◆ EXERCISE
Output all of the entries exactly as written.

Records
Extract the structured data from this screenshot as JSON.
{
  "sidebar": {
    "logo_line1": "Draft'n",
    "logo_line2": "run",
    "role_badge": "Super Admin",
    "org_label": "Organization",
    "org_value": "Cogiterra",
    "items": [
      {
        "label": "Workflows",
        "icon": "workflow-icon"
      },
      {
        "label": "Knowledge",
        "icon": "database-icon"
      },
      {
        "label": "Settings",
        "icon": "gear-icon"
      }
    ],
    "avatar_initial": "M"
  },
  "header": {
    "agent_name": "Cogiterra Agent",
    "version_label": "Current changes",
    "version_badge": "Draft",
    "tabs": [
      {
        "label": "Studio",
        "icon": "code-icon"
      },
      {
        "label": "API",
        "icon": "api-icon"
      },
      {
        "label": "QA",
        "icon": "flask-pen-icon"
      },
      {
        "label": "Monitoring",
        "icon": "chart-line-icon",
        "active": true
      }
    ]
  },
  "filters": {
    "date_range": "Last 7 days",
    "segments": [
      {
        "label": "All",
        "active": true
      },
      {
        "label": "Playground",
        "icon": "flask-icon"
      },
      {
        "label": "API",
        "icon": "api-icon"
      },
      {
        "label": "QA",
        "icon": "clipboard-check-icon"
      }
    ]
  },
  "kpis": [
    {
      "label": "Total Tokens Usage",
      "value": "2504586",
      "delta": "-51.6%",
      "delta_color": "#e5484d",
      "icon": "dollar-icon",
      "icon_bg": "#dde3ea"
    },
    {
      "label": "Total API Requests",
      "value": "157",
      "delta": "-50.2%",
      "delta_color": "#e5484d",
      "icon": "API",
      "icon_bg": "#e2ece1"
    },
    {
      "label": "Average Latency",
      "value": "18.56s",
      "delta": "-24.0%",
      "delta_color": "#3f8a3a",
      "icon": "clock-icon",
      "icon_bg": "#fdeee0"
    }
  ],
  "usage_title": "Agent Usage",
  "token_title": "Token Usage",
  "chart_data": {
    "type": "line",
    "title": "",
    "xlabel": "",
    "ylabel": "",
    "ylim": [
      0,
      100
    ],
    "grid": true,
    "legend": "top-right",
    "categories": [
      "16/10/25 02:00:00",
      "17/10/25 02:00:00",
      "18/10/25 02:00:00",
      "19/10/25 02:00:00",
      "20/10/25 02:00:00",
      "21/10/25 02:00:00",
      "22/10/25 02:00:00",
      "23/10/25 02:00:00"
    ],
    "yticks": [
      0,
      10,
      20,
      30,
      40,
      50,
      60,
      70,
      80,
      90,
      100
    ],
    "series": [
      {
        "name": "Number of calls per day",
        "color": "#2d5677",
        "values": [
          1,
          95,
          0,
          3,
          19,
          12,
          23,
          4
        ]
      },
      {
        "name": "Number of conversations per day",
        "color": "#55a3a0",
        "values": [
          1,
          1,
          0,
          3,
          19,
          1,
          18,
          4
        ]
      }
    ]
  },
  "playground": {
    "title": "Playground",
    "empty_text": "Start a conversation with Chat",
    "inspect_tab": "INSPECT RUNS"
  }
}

◆ TASK RESPONSE
Extract the structured data from this screenshot as JSON.
{
  "sidebar": {
    "logo_line1": "Draft'n",
    "logo_line2": "run",
    "role_badge": "Super Admin",
    "org_label": "Organization",
    "org_value": "Cogiterra",
    "items": [
      {
        "label": "Workflows",
        "icon": "workflow-icon"
      },
      {
        "label": "Knowledge",
        "icon": "database-icon"
      },
      {
        "label": "Settings",
        "icon": "gear-icon"
      }
    ],
    "avatar_initial": "M"
  },
  "header": {
    "agent_name": "Cogiterra Agent",
    "version_label": "Current changes",
    "version_badge": "Draft",
    "tabs": [
      {
        "label": "Studio",
        "icon": "code-icon"
      },
      {
        "label": "API",
        "icon": "api-icon"
      },
      {
        "label": "QA",
        "icon": "flask-pen-icon"
      },
      {
        "label": "Monitoring",
        "icon": "chart-line-icon",
        "active": true
      }
    ]
  },
  "filters": {
    "date_range": "Last 7 days",
    "segments": [
      {
        "label": "All",
        "active": true
      },
      {
        "label": "Playground",
        "icon": "flask-icon"
      },
      {
        "label": "API",
        "icon": "api-icon"
      },
      {
        "label": "QA",
        "icon": "clipboard-check-icon"
      }
    ]
  },
  "kpis": [
    {
      "label": "Total Tokens Usage",
      "value": "2504586",
      "delta": "-51.6%",
      "delta_color": "#e5484d",
      "icon": "dollar-icon",
      "icon_bg": "#dde3ea"
    },
    {
      "label": "Total API Requests",
      "value": "157",
      "delta": "-50.2%",
      "delta_color": "#e5484d",
      "icon": "API",
      "icon_bg": "#e2ece1"
    },
    {
      "label": "Average Latency",
      "value": "18.56s",
      "delta": "-24.0%",
      "delta_color": "#3f8a3a",
      "icon": "clock-icon",
      "icon_bg": "#fdeee0"
    }
  ],
  "usage_title": "Agent Usage",
  "token_title": "Token Usage",
  "chart_data": {
    "type": "line",
    "title": "",
    "xlabel": "",
    "ylabel": "",
    "ylim": [
      0,
      100
    ],
    "grid": true,
    "legend": "top-right",
    "categories": [
      "16/10/25 02:00:00",
      "17/10/25 02:00:00",
      "18/10/25 02:00:00",
      "19/10/25 02:00:00",
      "20/10/25 02:00:00",
      "21/10/25 02:00:00",
      "22/10/25 02:00:00",
      "23/10/25 02:00:00"
    ],
    "yticks": [
      0,
      10,
      20,
      30,
      40,
      50,
      60,
      70,
      80,
      90,
      100
    ],
    "series": [
      {
        "name": "Number of calls per day",
        "color": "#2d5677",
        "values": [
          1,
          95,
          0,
          3,
          19,
          12,
          23,
          4
        ]
      },
      {
        "name": "Number of conversations per day",
        "color": "#55a3a0",
        "values": [
          1,
          1,
          0,
          3,
          19,
          1,
          18,
          4
        ]
      }
    ]
  },
  "playground": {
    "title": "Playground",
    "empty_text": "Start a conversation with Chat",
    "inspect_tab": "INSPECT RUNS"
  }
}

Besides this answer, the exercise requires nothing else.